→ **WRITTEN EXERCISE**
Report how many lines of the entries below contain the word "both", and nothing more.

→ **EXERCISE DATA**

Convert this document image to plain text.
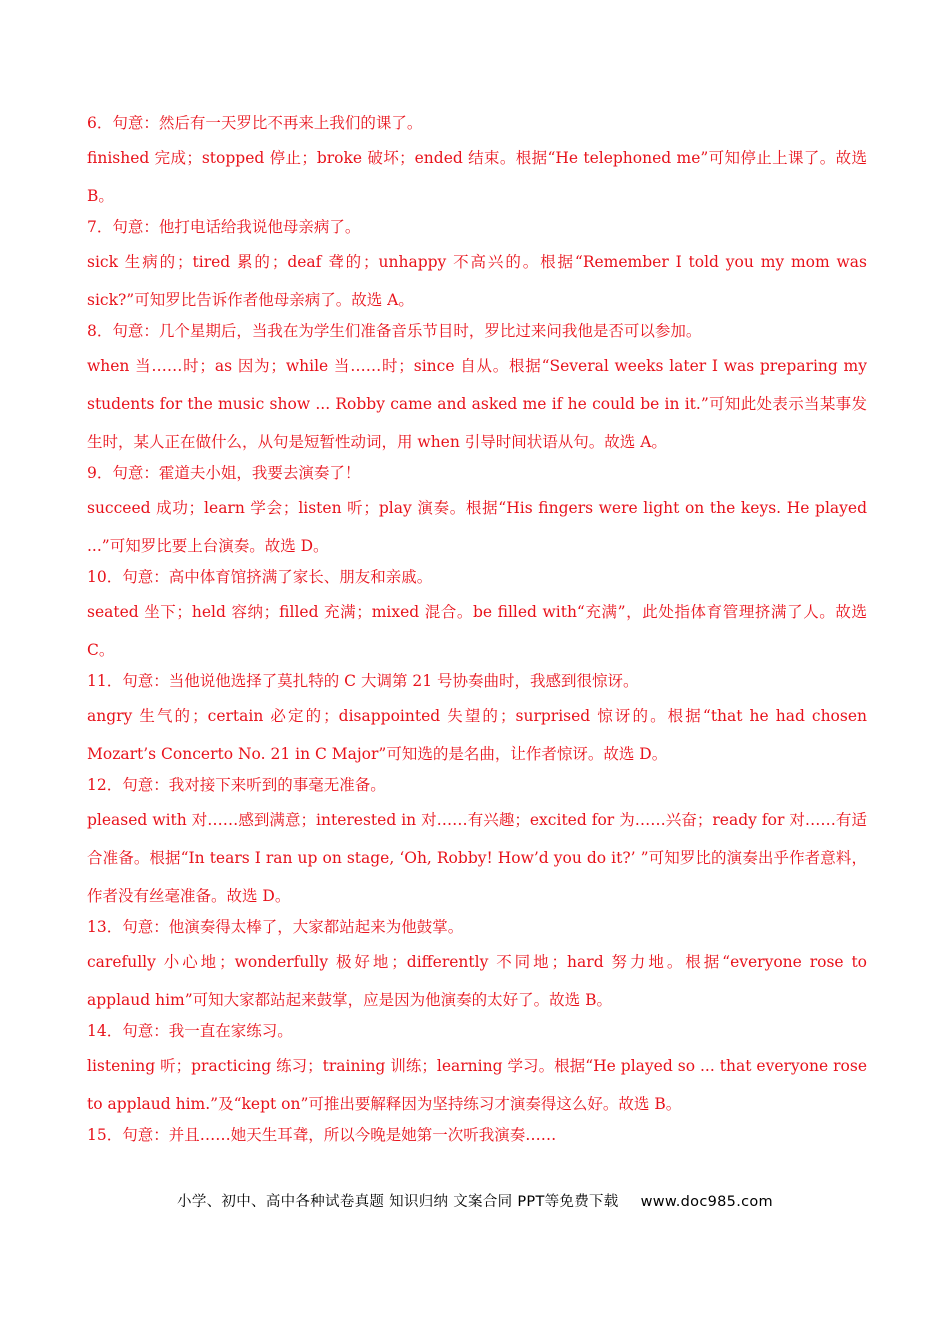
6．句意：然后有一天罗比不再来上我们的课了。

finished 完成；stopped 停止；broke 破坏；ended 结束。根据“He telephoned me”可知停止上课了。故选 B。

7．句意：他打电话给我说他母亲病了。

sick 生病的；tired 累的；deaf 聋的；unhappy 不高兴的。根据“Remember I told you my mom was sick?”可知罗比告诉作者他母亲病了。故选 A。

8．句意：几个星期后，当我在为学生们准备音乐节目时，罗比过来问我他是否可以参加。

when 当……时；as 因为；while 当……时；since 自从。根据“Several weeks later I was preparing my students for the music show ... Robby came and asked me if he could be in it.”可知此处表示当某事发生时，某人正在做什么，从句是短暂性动词，用 when 引导时间状语从句。故选 A。

9．句意：霍道夫小姐，我要去演奏了！

succeed 成功；learn 学会；listen 听；play 演奏。根据“His fingers were light on the keys. He played ...”可知罗比要上台演奏。故选 D。

10．句意：高中体育馆挤满了家长、朋友和亲戚。

seated 坐下；held 容纳；filled 充满；mixed 混合。be filled with“充满”，此处指体育管理挤满了人。故选 C。

11．句意：当他说他选择了莫扎特的 C 大调第 21 号协奏曲时，我感到很惊讶。

angry 生气的；certain 必定的；disappointed 失望的；surprised 惊讶的。根据“that he had chosen Mozart’s Concerto No. 21 in C Major”可知选的是名曲，让作者惊讶。故选 D。

12．句意：我对接下来听到的事毫无准备。

pleased with 对……感到满意；interested in 对……有兴趣；excited for 为……兴奋；ready for 对……有适合准备。根据“In tears I ran up on stage, ‘Oh, Robby! How’d you do it?’ ”可知罗比的演奏出乎作者意料，作者没有丝毫准备。故选 D。

13．句意：他演奏得太棒了，大家都站起来为他鼓掌。

carefully 小心地；wonderfully 极好地；differently 不同地；hard 努力地。根据“everyone rose to applaud him”可知大家都站起来鼓掌，应是因为他演奏的太好了。故选 B。

14．句意：我一直在家练习。

listening 听；practicing 练习；training 训练；learning 学习。根据“He played so ... that everyone rose to applaud him.”及“kept on”可推出要解释因为坚持练习才演奏得这么好。故选 B。

15．句意：并且……她天生耳聋，所以今晚是她第一次听我演奏……

小学、初中、高中各种试卷真题 知识归纳 文案合同 PPT等免费下载 www.doc985.com
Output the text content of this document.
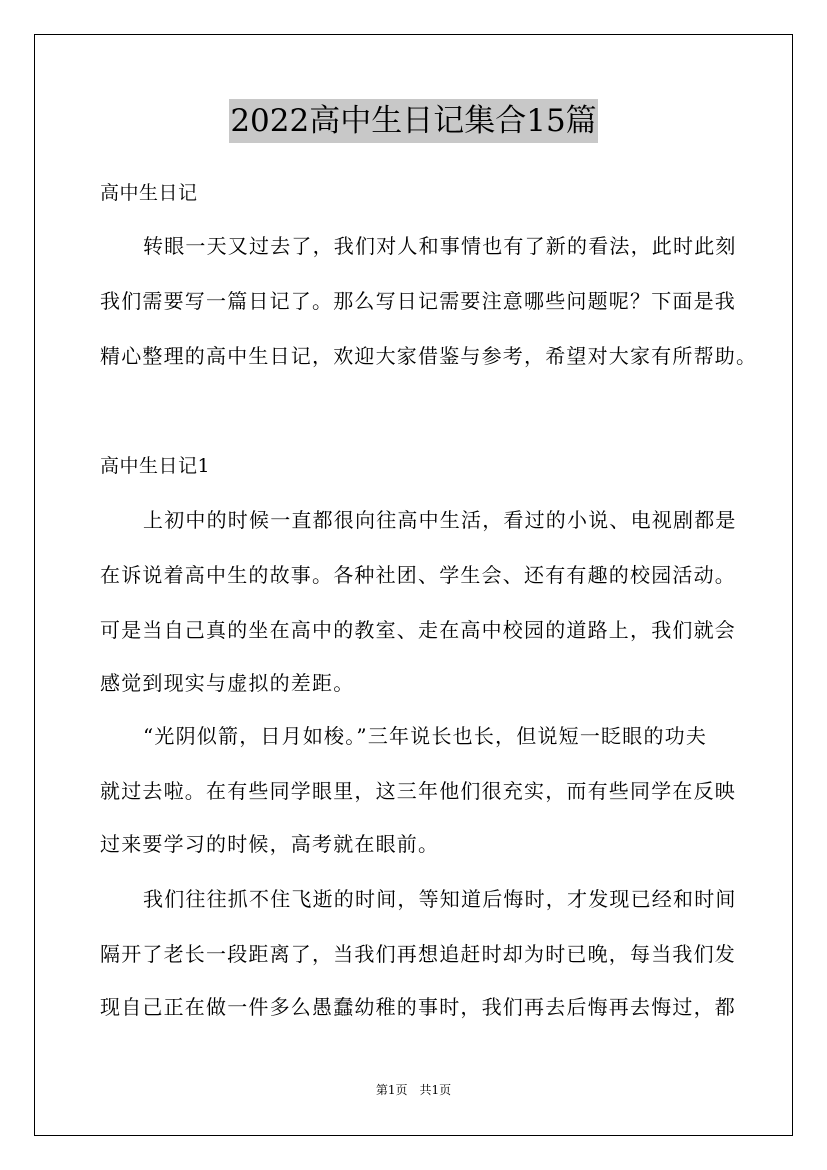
2022高中生日记集合15篇

高中生日记

转眼一天又过去了，我们对人和事情也有了新的看法，此时此刻

我们需要写一篇日记了。那么写日记需要注意哪些问题呢？下面是我

精心整理的高中生日记，欢迎大家借鉴与参考，希望对大家有所帮助。

高中生日记1

上初中的时候一直都很向往高中生活，看过的小说、电视剧都是

在诉说着高中生的故事。各种社团、学生会、还有有趣的校园活动。

可是当自己真的坐在高中的教室、走在高中校园的道路上，我们就会

感觉到现实与虚拟的差距。

“光阴似箭，日月如梭。”三年说长也长，但说短一眨眼的功夫

就过去啦。在有些同学眼里，这三年他们很充实，而有些同学在反映

过来要学习的时候，高考就在眼前。

我们往往抓不住飞逝的时间，等知道后悔时，才发现已经和时间

隔开了老长一段距离了，当我们再想追赶时却为时已晚，每当我们发

现自己正在做一件多么愚蠢幼稚的事时，我们再去后悔再去悔过，都

第1页　共1页
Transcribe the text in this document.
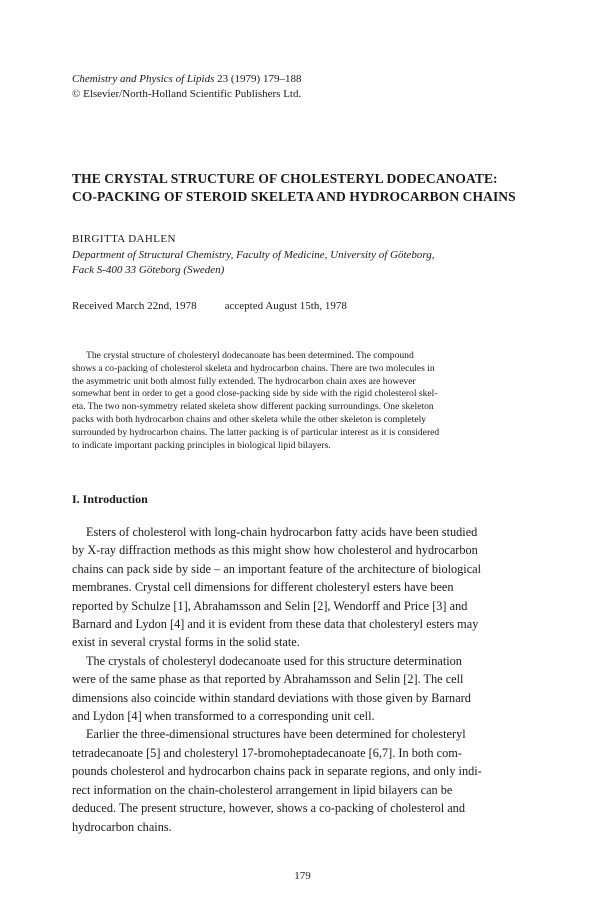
Chemistry and Physics of Lipids 23 (1979) 179–188
© Elsevier/North-Holland Scientific Publishers Ltd.
THE CRYSTAL STRUCTURE OF CHOLESTERYL DODECANOATE:
CO-PACKING OF STEROID SKELETA AND HYDROCARBON CHAINS
BIRGITTA DAHLEN
Department of Structural Chemistry, Faculty of Medicine, University of Göteborg,
Fack S-400 33 Göteborg (Sweden)
Received March 22nd, 1978	accepted August 15th, 1978
The crystal structure of cholesteryl dodecanoate has been determined. The compound
shows a co-packing of cholesterol skeleta and hydrocarbon chains. There are two molecules in
the asymmetric unit both almost fully extended. The hydrocarbon chain axes are however
somewhat bent in order to get a good close-packing side by side with the rigid cholesterol skel-
eta. The two non-symmetry related skeleta show different packing surroundings. One skeleton
packs with both hydrocarbon chains and other skeleta while the other skeleton is completely
surrounded by hydrocarbon chains. The latter packing is of particular interest as it is considered
to indicate important packing principles in biological lipid bilayers.
I. Introduction
Esters of cholesterol with long-chain hydrocarbon fatty acids have been studied
by X-ray diffraction methods as this might show how cholesterol and hydrocarbon
chains can pack side by side – an important feature of the architecture of biological
membranes. Crystal cell dimensions for different cholesteryl esters have been
reported by Schulze [1], Abrahamsson and Selin [2], Wendorff and Price [3] and
Barnard and Lydon [4] and it is evident from these data that cholesteryl esters may
exist in several crystal forms in the solid state.
The crystals of cholesteryl dodecanoate used for this structure determination
were of the same phase as that reported by Abrahamsson and Selin [2]. The cell
dimensions also coincide within standard deviations with those given by Barnard
and Lydon [4] when transformed to a corresponding unit cell.
Earlier the three-dimensional structures have been determined for cholesteryl
tetradecanoate [5] and cholesteryl 17-bromoheptadecanoate [6,7]. In both com-
pounds cholesterol and hydrocarbon chains pack in separate regions, and only indi-
rect information on the chain-cholesterol arrangement in lipid bilayers can be
deduced. The present structure, however, shows a co-packing of cholesterol and
hydrocarbon chains.
179
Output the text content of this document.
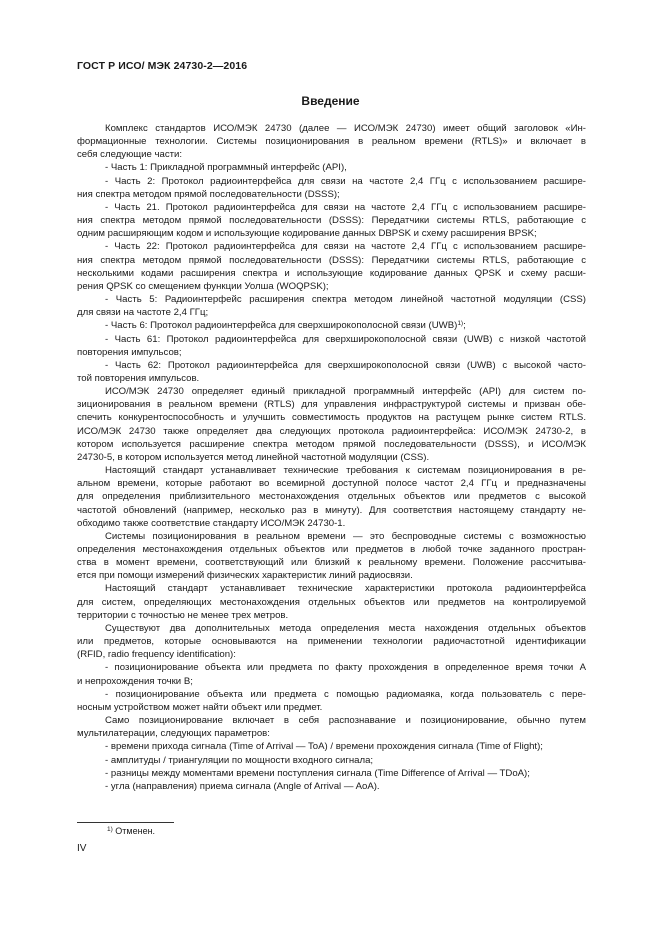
ГОСТ Р ИСО/ МЭК 24730-2—2016
Введение
Комплекс стандартов ИСО/МЭК 24730 (далее — ИСО/МЭК 24730) имеет общий заголовок «Ин-
формационные технологии. Системы позиционирования в реальном времени (RTLS)» и включает в
себя следующие части:
- Часть 1: Прикладной программный интерфейс (API),
- Часть 2: Протокол радиоинтерфейса для связи на частоте 2,4 ГГц с использованием расшире-
ния спектра методом прямой последовательности (DSSS);
- Часть 21. Протокол радиоинтерфейса для связи на частоте 2,4 ГГц с использованием расшире-
ния спектра методом прямой последовательности (DSSS): Передатчики системы RTLS, работающие с
одним расширяющим кодом и использующие кодирование данных DBPSK и схему расширения BPSK;
- Часть 22: Протокол радиоинтерфейса для связи на частоте 2,4 ГГц с использованием расшире-
ния спектра методом прямой последовательности (DSSS): Передатчики системы RTLS, работающие с
несколькими кодами расширения спектра и использующие кодирование данных QPSK и схему расши-
рения QPSK со смещением функции Уолша (WOQPSK);
- Часть 5: Радиоинтерфейс расширения спектра методом линейной частотной модуляции (CSS)
для связи на частоте 2,4 ГГц;
- Часть 6: Протокол радиоинтерфейса для сверхширокополосной связи (UWB)$^{1)}$;
- Часть 61: Протокол радиоинтерфейса для сверхширокополосной связи (UWB) с низкой частотой
повторения импульсов;
- Часть 62: Протокол радиоинтерфейса для сверхширокополосной связи (UWB) с высокой часто-
той повторения импульсов.
ИСО/МЭК 24730 определяет единый прикладной программный интерфейс (API) для систем по-
зиционирования в реальном времени (RTLS) для управления инфраструктурой системы и призван обе-
спечить конкурентоспособность и улучшить совместимость продуктов на растущем рынке систем RTLS.
ИСО/МЭК 24730 также определяет два следующих протокола радиоинтерфейса: ИСО/МЭК 24730-2, в
котором используется расширение спектра методом прямой последовательности (DSSS), и ИСО/МЭК
24730-5, в котором используется метод линейной частотной модуляции (CSS).
Настоящий стандарт устанавливает технические требования к системам позиционирования в ре-
альном времени, которые работают во всемирной доступной полосе частот 2,4 ГГц и предназначены
для определения приблизительного местонахождения отдельных объектов или предметов с высокой
частотой обновлений (например, несколько раз в минуту). Для соответствия настоящему стандарту не-
обходимо также соответствие стандарту ИСО/МЭК 24730-1.
Системы позиционирования в реальном времени — это беспроводные системы с возможностью
определения местонахождения отдельных объектов или предметов в любой точке заданного простран-
ства в момент времени, соответствующий или близкий к реальному времени. Положение рассчитыва-
ется при помощи измерений физических характеристик линий радиосвязи.
Настоящий стандарт устанавливает технические характеристики протокола радиоинтерфейса
для систем, определяющих местонахождения отдельных объектов или предметов на контролируемой
территории с точностью не менее трех метров.
Существуют два дополнительных метода определения места нахождения отдельных объектов
или предметов, которые основываются на применении технологии радиочастотной идентификации
(RFID, radio frequency identification):
- позиционирование объекта или предмета по факту прохождения в определенное время точки А
и непрохождения точки В;
- позиционирование объекта или предмета с помощью радиомаяка, когда пользователь с пере-
носным устройством может найти объект или предмет.
Само позиционирование включает в себя распознавание и позиционирование, обычно путем
мультилатерации, следующих параметров:
- времени прихода сигнала (Time of Arrival — ToA) / времени прохождения сигнала (Time of Flight);
- амплитуды / триангуляции по мощности входного сигнала;
- разницы между моментами времени поступления сигнала (Time Difference of Arrival — TDoA);
- угла (направления) приема сигнала (Angle of Arrival — AoA).
$^{1)}$ Отменен.
IV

→ **TASK ANSWER**
3